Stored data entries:
..........

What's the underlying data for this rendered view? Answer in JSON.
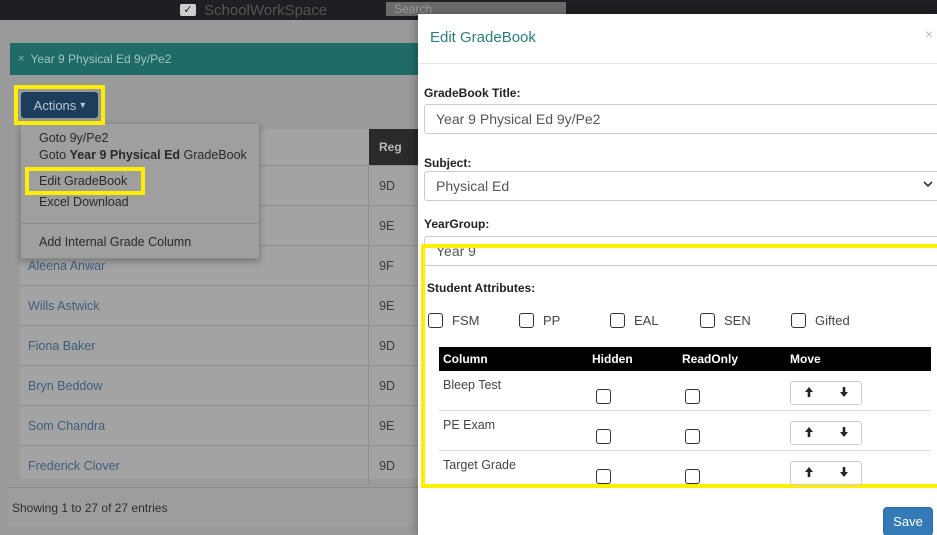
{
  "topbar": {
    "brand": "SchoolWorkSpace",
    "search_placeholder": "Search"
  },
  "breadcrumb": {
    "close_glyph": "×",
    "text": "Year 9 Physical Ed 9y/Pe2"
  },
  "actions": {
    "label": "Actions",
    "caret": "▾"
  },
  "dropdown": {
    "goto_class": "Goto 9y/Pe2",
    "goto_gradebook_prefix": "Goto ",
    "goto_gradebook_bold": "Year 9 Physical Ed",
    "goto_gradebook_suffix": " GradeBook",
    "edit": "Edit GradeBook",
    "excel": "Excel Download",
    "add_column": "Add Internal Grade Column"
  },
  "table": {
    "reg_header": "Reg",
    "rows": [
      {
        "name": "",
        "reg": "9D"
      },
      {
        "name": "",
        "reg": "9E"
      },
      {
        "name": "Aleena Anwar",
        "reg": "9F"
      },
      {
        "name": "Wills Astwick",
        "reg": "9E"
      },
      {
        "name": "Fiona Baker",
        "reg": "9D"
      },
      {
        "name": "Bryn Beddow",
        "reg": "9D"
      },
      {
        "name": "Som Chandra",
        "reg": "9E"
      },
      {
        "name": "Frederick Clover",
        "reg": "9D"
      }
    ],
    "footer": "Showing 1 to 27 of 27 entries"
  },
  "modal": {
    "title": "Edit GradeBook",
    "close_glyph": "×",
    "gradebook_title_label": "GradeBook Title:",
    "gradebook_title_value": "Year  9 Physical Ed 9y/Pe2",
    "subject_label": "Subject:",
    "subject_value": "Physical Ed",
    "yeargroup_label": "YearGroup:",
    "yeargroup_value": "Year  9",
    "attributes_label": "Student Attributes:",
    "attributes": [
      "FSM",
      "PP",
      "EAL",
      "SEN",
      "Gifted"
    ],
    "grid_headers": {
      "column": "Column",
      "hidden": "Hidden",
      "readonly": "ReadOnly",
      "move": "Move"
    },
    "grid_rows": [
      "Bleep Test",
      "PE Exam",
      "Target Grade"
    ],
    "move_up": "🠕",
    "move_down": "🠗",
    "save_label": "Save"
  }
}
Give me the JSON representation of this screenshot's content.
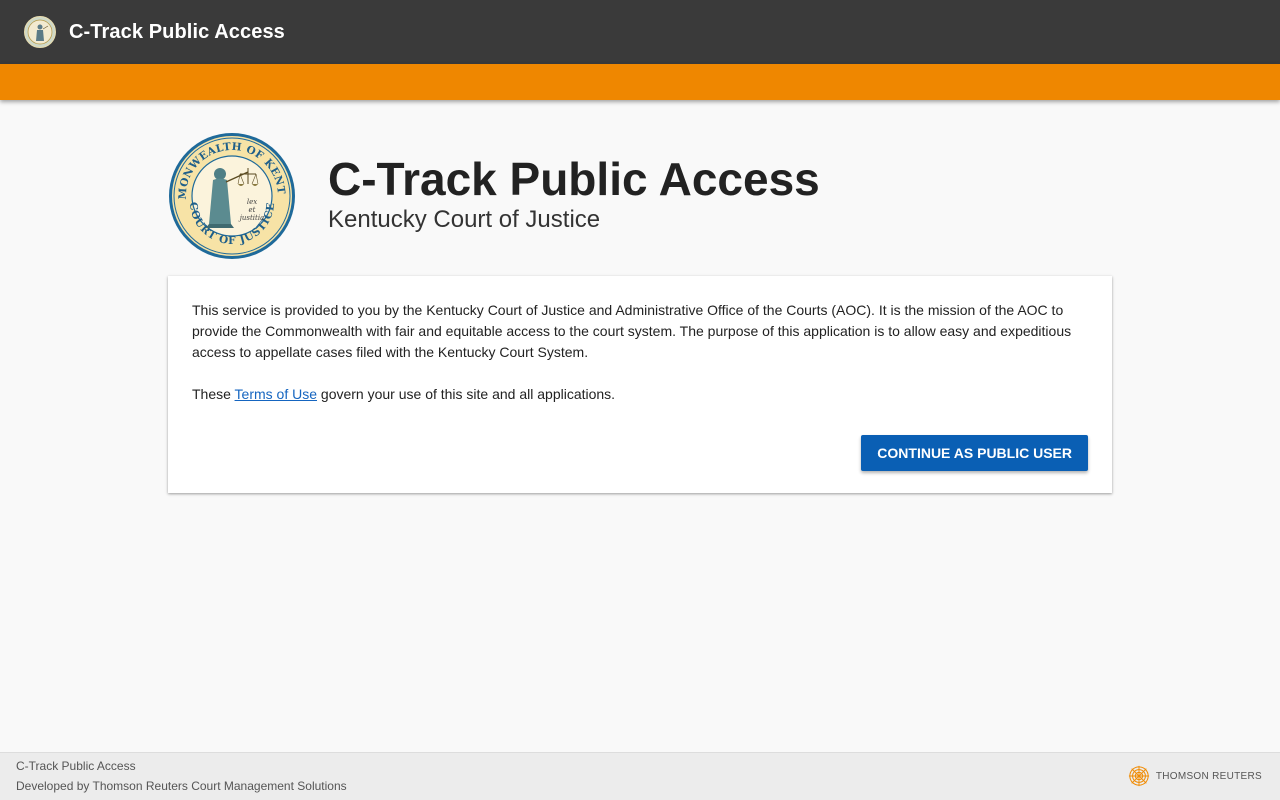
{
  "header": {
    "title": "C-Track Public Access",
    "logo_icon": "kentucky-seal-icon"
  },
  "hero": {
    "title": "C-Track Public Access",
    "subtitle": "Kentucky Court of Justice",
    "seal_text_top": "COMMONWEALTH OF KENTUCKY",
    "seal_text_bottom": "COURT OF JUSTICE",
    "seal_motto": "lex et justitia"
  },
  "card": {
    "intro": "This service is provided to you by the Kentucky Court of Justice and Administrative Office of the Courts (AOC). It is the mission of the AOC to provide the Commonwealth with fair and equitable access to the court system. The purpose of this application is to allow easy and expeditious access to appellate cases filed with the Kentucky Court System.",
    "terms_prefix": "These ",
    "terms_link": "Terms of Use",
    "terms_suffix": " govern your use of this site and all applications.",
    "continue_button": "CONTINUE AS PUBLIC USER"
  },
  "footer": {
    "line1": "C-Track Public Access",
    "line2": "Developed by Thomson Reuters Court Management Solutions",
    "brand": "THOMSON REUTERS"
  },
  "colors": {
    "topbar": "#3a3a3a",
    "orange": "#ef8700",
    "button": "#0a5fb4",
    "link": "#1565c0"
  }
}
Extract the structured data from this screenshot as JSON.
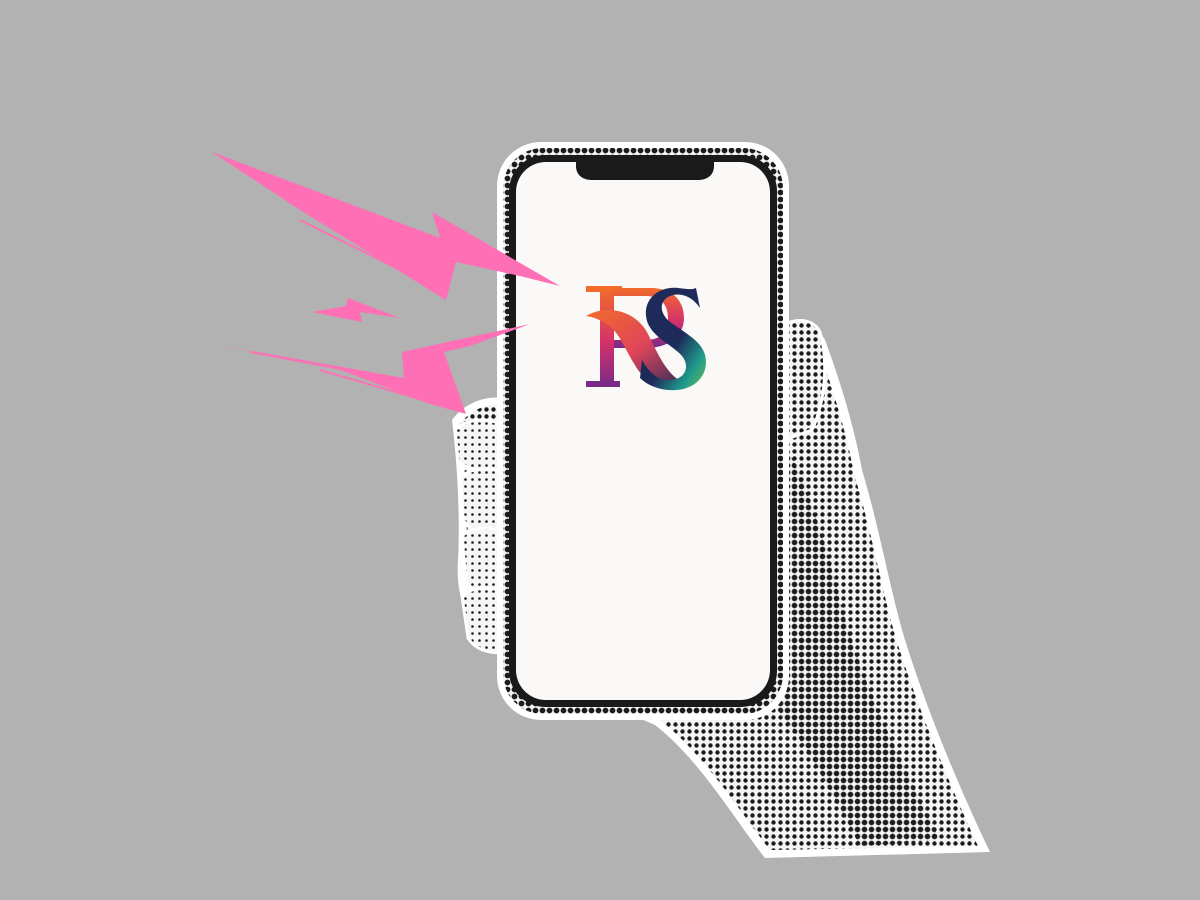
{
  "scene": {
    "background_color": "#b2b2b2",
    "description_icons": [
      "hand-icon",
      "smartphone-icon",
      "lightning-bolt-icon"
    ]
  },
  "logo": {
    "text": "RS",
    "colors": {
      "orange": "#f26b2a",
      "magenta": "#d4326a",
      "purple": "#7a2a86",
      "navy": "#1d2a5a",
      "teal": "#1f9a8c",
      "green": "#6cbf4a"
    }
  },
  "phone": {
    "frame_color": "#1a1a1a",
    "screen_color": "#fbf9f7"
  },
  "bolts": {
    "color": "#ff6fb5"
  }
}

..........

Direction -
Reproduce nothing but the lines that run from the line containing "Extract the structured" through the last line of the records, inclusive. Omit the pictures.

Result of the task -
Extract the structured data from this screenshot as JSON.
{
  "scene": {
    "background_color": "#b2b2b2",
    "description_icons": [
      "hand-icon",
      "smartphone-icon",
      "lightning-bolt-icon"
    ]
  },
  "logo": {
    "text": "RS",
    "colors": {
      "orange": "#f26b2a",
      "magenta": "#d4326a",
      "purple": "#7a2a86",
      "navy": "#1d2a5a",
      "teal": "#1f9a8c",
      "green": "#6cbf4a"
    }
  },
  "phone": {
    "frame_color": "#1a1a1a",
    "screen_color": "#fbf9f7"
  },
  "bolts": {
    "color": "#ff6fb5"
  }
}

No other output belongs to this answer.